__The request__: Look through the material and copy each line holding "Cube".

__Material supplied__:
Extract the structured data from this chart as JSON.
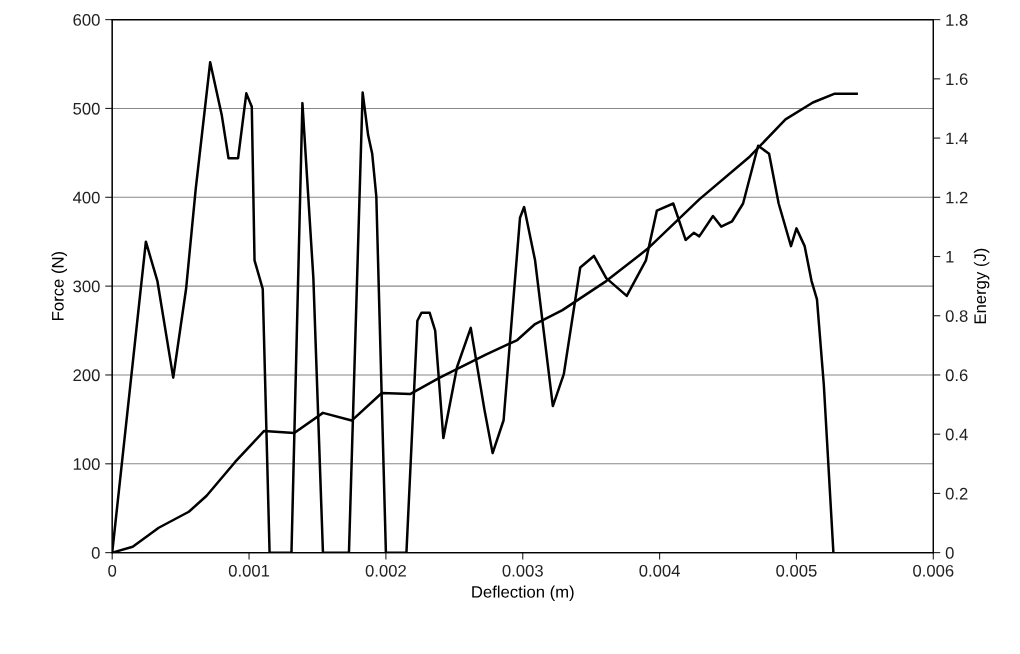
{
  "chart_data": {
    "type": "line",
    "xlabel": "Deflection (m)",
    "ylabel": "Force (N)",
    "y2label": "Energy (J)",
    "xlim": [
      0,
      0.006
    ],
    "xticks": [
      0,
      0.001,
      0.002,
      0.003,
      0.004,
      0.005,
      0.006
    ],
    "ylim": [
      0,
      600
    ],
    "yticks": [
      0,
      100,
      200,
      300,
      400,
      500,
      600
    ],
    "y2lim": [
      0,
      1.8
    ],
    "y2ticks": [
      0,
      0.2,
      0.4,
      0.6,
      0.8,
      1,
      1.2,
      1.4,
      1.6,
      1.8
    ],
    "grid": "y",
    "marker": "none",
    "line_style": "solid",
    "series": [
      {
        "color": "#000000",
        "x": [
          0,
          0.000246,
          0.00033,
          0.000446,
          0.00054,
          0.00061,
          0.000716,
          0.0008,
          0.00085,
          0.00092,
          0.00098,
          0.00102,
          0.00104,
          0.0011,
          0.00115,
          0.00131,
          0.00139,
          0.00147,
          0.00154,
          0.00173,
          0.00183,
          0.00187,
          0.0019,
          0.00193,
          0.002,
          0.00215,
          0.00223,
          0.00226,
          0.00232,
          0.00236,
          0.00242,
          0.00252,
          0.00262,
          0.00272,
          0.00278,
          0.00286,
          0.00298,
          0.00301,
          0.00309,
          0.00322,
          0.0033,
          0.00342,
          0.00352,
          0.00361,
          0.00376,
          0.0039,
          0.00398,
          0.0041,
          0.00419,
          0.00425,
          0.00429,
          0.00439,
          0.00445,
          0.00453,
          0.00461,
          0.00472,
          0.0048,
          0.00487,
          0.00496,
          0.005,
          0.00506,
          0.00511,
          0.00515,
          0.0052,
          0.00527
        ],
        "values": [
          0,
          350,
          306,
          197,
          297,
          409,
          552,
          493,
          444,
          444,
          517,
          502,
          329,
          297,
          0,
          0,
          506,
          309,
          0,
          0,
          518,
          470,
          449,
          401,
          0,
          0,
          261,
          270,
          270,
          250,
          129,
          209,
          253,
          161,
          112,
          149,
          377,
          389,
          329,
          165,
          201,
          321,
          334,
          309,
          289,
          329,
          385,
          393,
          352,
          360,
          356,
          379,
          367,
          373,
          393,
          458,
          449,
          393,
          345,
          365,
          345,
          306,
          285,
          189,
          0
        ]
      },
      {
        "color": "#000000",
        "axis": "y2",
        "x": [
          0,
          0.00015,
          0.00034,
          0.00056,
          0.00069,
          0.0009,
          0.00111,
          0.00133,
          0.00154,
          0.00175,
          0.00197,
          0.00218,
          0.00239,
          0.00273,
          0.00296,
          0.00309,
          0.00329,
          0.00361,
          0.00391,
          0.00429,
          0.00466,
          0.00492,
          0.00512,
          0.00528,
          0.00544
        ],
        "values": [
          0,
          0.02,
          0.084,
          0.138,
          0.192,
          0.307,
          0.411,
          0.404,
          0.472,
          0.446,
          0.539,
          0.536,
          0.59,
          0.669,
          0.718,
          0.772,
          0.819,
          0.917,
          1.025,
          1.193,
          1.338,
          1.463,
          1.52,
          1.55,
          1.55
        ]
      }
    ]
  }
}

---

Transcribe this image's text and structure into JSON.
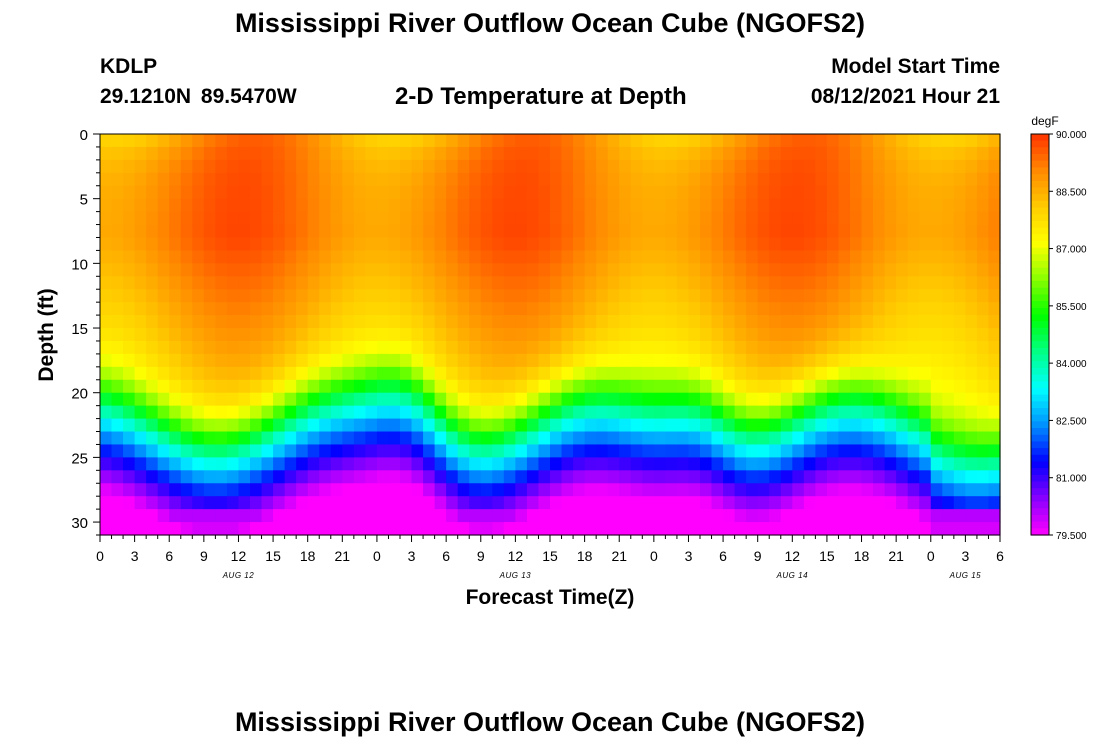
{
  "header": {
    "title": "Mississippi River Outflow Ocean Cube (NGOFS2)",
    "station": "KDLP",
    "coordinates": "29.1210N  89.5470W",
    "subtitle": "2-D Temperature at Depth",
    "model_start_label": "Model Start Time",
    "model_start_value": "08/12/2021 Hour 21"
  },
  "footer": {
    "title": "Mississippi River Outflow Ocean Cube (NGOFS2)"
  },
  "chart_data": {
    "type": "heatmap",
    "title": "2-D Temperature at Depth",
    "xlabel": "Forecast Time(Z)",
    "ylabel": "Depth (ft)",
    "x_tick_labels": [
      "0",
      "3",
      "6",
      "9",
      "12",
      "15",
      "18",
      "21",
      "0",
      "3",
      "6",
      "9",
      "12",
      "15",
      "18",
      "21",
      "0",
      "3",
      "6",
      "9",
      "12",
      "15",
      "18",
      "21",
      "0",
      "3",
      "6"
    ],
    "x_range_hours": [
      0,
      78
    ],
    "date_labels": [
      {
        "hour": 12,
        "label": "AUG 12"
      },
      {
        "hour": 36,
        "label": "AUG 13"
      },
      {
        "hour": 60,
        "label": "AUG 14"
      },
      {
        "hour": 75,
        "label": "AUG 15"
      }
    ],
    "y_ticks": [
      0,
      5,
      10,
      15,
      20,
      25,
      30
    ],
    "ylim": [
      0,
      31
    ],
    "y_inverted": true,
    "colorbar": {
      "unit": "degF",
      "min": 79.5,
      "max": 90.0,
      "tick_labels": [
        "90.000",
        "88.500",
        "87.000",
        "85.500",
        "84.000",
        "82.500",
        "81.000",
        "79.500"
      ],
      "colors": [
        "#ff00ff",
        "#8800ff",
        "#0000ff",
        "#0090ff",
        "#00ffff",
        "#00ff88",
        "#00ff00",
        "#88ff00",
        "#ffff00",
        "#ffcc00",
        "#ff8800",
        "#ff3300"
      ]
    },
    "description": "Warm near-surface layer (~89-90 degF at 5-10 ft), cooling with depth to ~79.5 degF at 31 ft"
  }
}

--

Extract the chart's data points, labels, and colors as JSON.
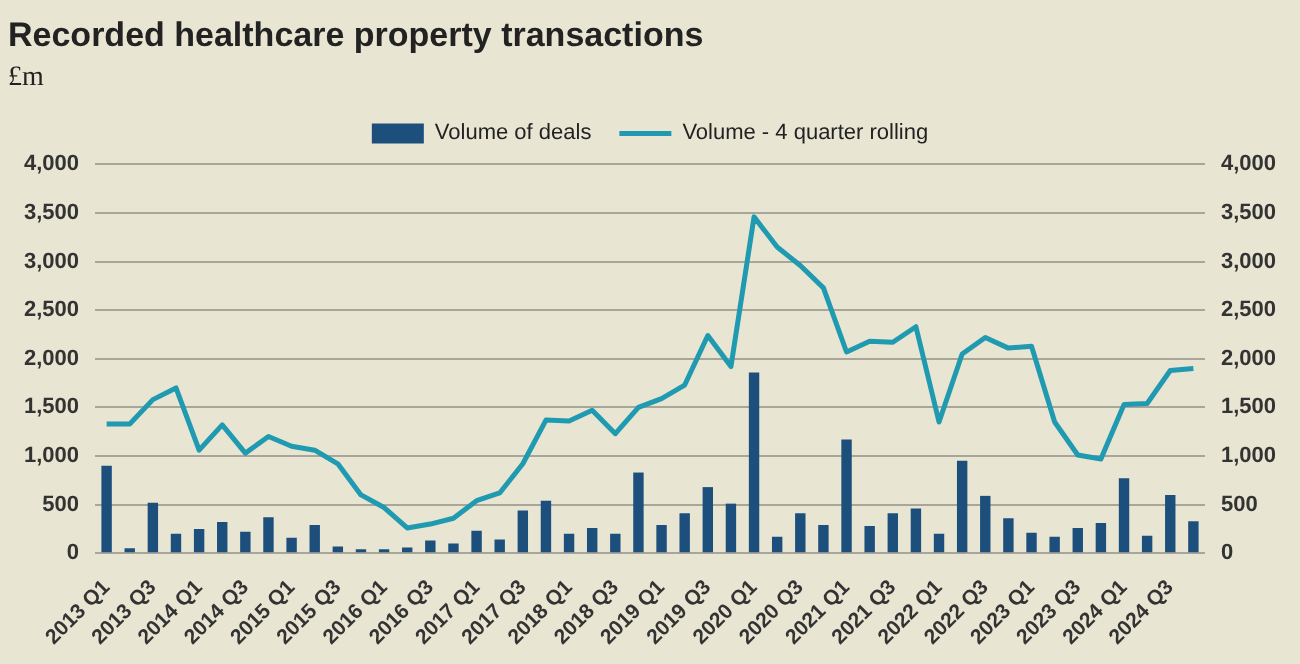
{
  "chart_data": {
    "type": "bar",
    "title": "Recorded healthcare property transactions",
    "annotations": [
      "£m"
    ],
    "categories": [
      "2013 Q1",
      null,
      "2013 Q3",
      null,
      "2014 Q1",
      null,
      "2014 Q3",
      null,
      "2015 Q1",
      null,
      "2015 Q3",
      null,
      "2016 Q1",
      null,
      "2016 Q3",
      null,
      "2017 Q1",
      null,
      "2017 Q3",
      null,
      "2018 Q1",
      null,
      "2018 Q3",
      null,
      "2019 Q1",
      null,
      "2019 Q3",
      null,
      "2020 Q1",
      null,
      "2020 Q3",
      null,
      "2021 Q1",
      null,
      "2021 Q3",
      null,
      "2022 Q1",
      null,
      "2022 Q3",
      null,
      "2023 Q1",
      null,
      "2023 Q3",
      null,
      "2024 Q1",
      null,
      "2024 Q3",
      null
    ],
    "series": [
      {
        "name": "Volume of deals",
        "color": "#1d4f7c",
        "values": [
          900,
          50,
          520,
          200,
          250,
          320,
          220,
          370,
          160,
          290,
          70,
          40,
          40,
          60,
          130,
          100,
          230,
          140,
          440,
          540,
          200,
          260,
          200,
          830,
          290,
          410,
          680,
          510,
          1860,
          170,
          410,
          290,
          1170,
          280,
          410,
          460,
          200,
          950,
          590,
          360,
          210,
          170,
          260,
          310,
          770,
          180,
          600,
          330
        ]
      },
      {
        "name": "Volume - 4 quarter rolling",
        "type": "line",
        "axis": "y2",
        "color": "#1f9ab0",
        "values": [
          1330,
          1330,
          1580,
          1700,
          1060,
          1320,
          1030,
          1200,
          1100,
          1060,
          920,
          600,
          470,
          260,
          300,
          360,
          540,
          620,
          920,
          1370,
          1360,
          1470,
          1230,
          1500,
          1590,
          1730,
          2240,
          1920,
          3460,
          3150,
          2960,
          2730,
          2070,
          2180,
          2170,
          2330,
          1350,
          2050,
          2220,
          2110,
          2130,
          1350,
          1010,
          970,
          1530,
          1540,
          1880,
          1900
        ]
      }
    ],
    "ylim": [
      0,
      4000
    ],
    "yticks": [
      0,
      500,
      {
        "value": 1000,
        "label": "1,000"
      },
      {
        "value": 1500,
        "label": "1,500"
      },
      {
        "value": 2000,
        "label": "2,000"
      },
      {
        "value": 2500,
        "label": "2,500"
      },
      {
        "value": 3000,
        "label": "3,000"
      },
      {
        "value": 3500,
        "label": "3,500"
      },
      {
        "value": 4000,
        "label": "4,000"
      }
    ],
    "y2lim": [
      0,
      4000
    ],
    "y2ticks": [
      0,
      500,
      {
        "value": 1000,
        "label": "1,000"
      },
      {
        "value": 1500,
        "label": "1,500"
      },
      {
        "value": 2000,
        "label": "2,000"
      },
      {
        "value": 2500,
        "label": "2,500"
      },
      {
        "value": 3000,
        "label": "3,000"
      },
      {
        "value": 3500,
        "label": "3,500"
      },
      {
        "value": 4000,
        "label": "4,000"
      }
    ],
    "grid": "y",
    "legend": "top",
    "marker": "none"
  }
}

__Task response__:
    "title": "Mississippi River Outflow Ocean Cube (NGOFS2)",
    "title": "Mississippi River Outflow Ocean Cube (NGOFS2)"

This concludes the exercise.